### TASK INSTRUCTIONS
Omit any picture, and return the remaining data exactly as written.

(Dataset excerpt)
[start]

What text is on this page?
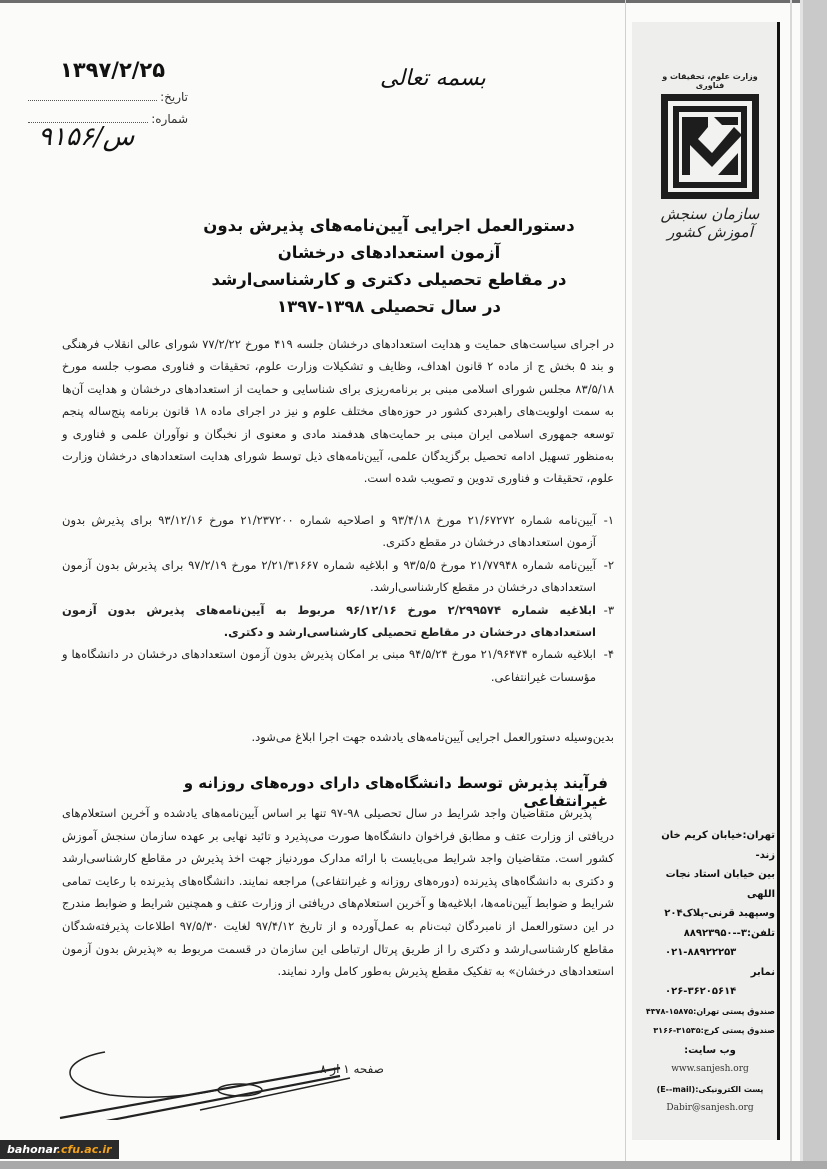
۱۳۹۷/۲/۲۵
تاریخ:
شماره:
۹۱۵۶/س
بسمه تعالی	وزارت علوم، تحقیقات و فناوری
سازمان سنجش آموزش کشور
دستورالعمل اجرایی آیین‌نامه‌های پذیرش بدون آزمون استعدادهای درخشان
در مقاطع تحصیلی دکتری و کارشناسی‌ارشد
در سال تحصیلی ۱۳۹۸-۱۳۹۷
در اجرای سیاست‌های حمایت و هدایت استعدادهای درخشان جلسه ۴۱۹ مورخ ۷۷/۲/۲۲ شورای عالی انقلاب فرهنگی و بند ۵ بخش ج از ماده ۲ قانون اهداف، وظایف و تشکیلات وزارت علوم، تحقیقات و فناوری مصوب جلسه مورخ ۸۳/۵/۱۸ مجلس شورای اسلامی مبنی بر برنامه‌ریزی برای شناسایی و حمایت از استعدادهای درخشان و هدایت آن‌ها به سمت اولویت‌های راهبردی کشور در حوزه‌های مختلف علوم و نیز در اجرای ماده ۱۸ قانون برنامه پنج‌ساله پنجم توسعه جمهوری اسلامی ایران مبنی بر حمایت‌های هدفمند مادی و معنوی از نخبگان و نوآوران علمی و فناوری و به‌منظور تسهیل ادامه تحصیل برگزیدگان علمی، آیین‌نامه‌های ذیل توسط شورای هدایت استعدادهای درخشان وزارت علوم، تحقیقات و فناوری تدوین و تصویب شده است.
۱-
آیین‌نامه شماره ۲۱/۶۷۲۷۲ مورخ ۹۳/۴/۱۸ و اصلاحیه شماره ۲۱/۲۳۷۲۰۰ مورخ ۹۳/۱۲/۱۶ برای پذیرش بدون آزمون استعدادهای درخشان در مقطع دکتری.
۲-
آیین‌نامه شماره ۲۱/۷۷۹۴۸ مورخ ۹۳/۵/۵ و ابلاغیه شماره ۲/۲۱/۳۱۶۶۷ مورخ ۹۷/۲/۱۹ برای پذیرش بدون آزمون استعدادهای درخشان در مقطع کارشناسی‌ارشد.
۳-
ابلاغیه شماره ۲/۲۹۹۵۷۴ مورخ ۹۶/۱۲/۱۶ مربوط به آیین‌نامه‌های پذیرش بدون آزمون استعدادهای درخشان در مقاطع تحصیلی کارشناسی‌ارشد و دکتری.
۴-
ابلاغیه شماره ۲۱/۹۶۴۷۴ مورخ ۹۴/۵/۲۴ مبنی بر امکان پذیرش بدون آزمون استعدادهای درخشان در دانشگاه‌ها و مؤسسات غیرانتفاعی.
بدین‌وسیله دستورالعمل اجرایی آیین‌نامه‌های یادشده جهت اجرا ابلاغ می‌شود.
فرآیند پذیرش توسط دانشگاه‌های دارای دوره‌های روزانه و غیرانتفاعی
پذیرش متقاضیان واجد شرایط در سال تحصیلی ۹۸-۹۷ تنها بر اساس آیین‌نامه‌های یادشده و آخرین استعلام‌های دریافتی از وزارت عتف و مطابق فراخوان دانشگاه‌ها صورت می‌پذیرد و تائید نهایی بر عهده سازمان سنجش آموزش کشور است. متقاضیان واجد شرایط می‌بایست با ارائه مدارک موردنیاز جهت اخذ پذیرش در مقاطع کارشناسی‌ارشد و دکتری به دانشگاه‌های پذیرنده (دوره‌های روزانه و غیرانتفاعی) مراجعه نمایند. دانشگاه‌های پذیرنده با رعایت تمامی شرایط و ضوابط آیین‌نامه‌ها، ابلاغیه‌ها و آخرین استعلام‌های دریافتی از وزارت عتف و همچنین شرایط و ضوابط مندرج در این دستورالعمل از نامبردگان ثبت‌نام به عمل‌آورده و از تاریخ ۹۷/۴/۱۲ لغایت ۹۷/۵/۳۰ اطلاعات پذیرفته‌شدگان مقاطع کارشناسی‌ارشد و دکتری را از طریق پرتال ارتباطی این سازمان در قسمت مربوط به «پذیرش بدون آزمون استعدادهای درخشان» به تفکیک مقطع پذیرش به‌طور کامل وارد نمایند.
تهران:خیابان کریم خان زند-
بین خیابان استاد نجات اللهی
وسپهبد قرنی-پلاک۲۰۴
تلفن:۳--۸۸۹۲۳۹۵۰
۰۲۱-۸۸۹۲۲۲۵۳
نمابر
۰۲۶-۳۶۲۰۵۶۱۴
صندوق پستی تهران:۱۵۸۷۵-۴۳۷۸
صندوق پستی کرج:۳۱۵۳۵-۳۱۶۶
وب سایت:
www.sanjesh.org
پست الکترونیکی:(E--mail)
Dabir@sanjesh.org
صفحه ۱ از ۸
bahonar.cfu.ac.ir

[end]

### WRITTEN SOLUTION
What text is on this page?
۱۳۹۷/۲/۲۵
تاریخ:
شماره:
۹۱۵۶/س
بسمه تعالی	وزارت علوم، تحقیقات و فناوری
سازمان سنجش آموزش کشور
دستورالعمل اجرایی آیین‌نامه‌های پذیرش بدون آزمون استعدادهای درخشان
در مقاطع تحصیلی دکتری و کارشناسی‌ارشد
در سال تحصیلی ۱۳۹۸-۱۳۹۷
در اجرای سیاست‌های حمایت و هدایت استعدادهای درخشان جلسه ۴۱۹ مورخ ۷۷/۲/۲۲ شورای عالی انقلاب فرهنگی و بند ۵ بخش ج از ماده ۲ قانون اهداف، وظایف و تشکیلات وزارت علوم، تحقیقات و فناوری مصوب جلسه مورخ ۸۳/۵/۱۸ مجلس شورای اسلامی مبنی بر برنامه‌ریزی برای شناسایی و حمایت از استعدادهای درخشان و هدایت آن‌ها به سمت اولویت‌های راهبردی کشور در حوزه‌های مختلف علوم و نیز در اجرای ماده ۱۸ قانون برنامه پنج‌ساله پنجم توسعه جمهوری اسلامی ایران مبنی بر حمایت‌های هدفمند مادی و معنوی از نخبگان و نوآوران علمی و فناوری و به‌منظور تسهیل ادامه تحصیل برگزیدگان علمی، آیین‌نامه‌های ذیل توسط شورای هدایت استعدادهای درخشان وزارت علوم، تحقیقات و فناوری تدوین و تصویب شده است.
۱-
آیین‌نامه شماره ۲۱/۶۷۲۷۲ مورخ ۹۳/۴/۱۸ و اصلاحیه شماره ۲۱/۲۳۷۲۰۰ مورخ ۹۳/۱۲/۱۶ برای پذیرش بدون آزمون استعدادهای درخشان در مقطع دکتری.
۲-
آیین‌نامه شماره ۲۱/۷۷۹۴۸ مورخ ۹۳/۵/۵ و ابلاغیه شماره ۲/۲۱/۳۱۶۶۷ مورخ ۹۷/۲/۱۹ برای پذیرش بدون آزمون استعدادهای درخشان در مقطع کارشناسی‌ارشد.
۳-
ابلاغیه شماره ۲/۲۹۹۵۷۴ مورخ ۹۶/۱۲/۱۶ مربوط به آیین‌نامه‌های پذیرش بدون آزمون استعدادهای درخشان در مقاطع تحصیلی کارشناسی‌ارشد و دکتری.
۴-
ابلاغیه شماره ۲۱/۹۶۴۷۴ مورخ ۹۴/۵/۲۴ مبنی بر امکان پذیرش بدون آزمون استعدادهای درخشان در دانشگاه‌ها و مؤسسات غیرانتفاعی.
بدین‌وسیله دستورالعمل اجرایی آیین‌نامه‌های یادشده جهت اجرا ابلاغ می‌شود.
فرآیند پذیرش توسط دانشگاه‌های دارای دوره‌های روزانه و غیرانتفاعی
پذیرش متقاضیان واجد شرایط در سال تحصیلی ۹۸-۹۷ تنها بر اساس آیین‌نامه‌های یادشده و آخرین استعلام‌های دریافتی از وزارت عتف و مطابق فراخوان دانشگاه‌ها صورت می‌پذیرد و تائید نهایی بر عهده سازمان سنجش آموزش کشور است. متقاضیان واجد شرایط می‌بایست با ارائه مدارک موردنیاز جهت اخذ پذیرش در مقاطع کارشناسی‌ارشد و دکتری به دانشگاه‌های پذیرنده (دوره‌های روزانه و غیرانتفاعی) مراجعه نمایند. دانشگاه‌های پذیرنده با رعایت تمامی شرایط و ضوابط آیین‌نامه‌ها، ابلاغیه‌ها و آخرین استعلام‌های دریافتی از وزارت عتف و همچنین شرایط و ضوابط مندرج در این دستورالعمل از نامبردگان ثبت‌نام به عمل‌آورده و از تاریخ ۹۷/۴/۱۲ لغایت ۹۷/۵/۳۰ اطلاعات پذیرفته‌شدگان مقاطع کارشناسی‌ارشد و دکتری را از طریق پرتال ارتباطی این سازمان در قسمت مربوط به «پذیرش بدون آزمون استعدادهای درخشان» به تفکیک مقطع پذیرش به‌طور کامل وارد نمایند.
تهران:خیابان کریم خان زند-
بین خیابان استاد نجات اللهی
وسپهبد قرنی-پلاک۲۰۴
تلفن:۳--۸۸۹۲۳۹۵۰
۰۲۱-۸۸۹۲۲۲۵۳
نمابر
۰۲۶-۳۶۲۰۵۶۱۴
صندوق پستی تهران:۱۵۸۷۵-۴۳۷۸
صندوق پستی کرج:۳۱۵۳۵-۳۱۶۶
وب سایت:
www.sanjesh.org
پست الکترونیکی:(E--mail)
Dabir@sanjesh.org
صفحه ۱ از ۸
bahonar.cfu.ac.ir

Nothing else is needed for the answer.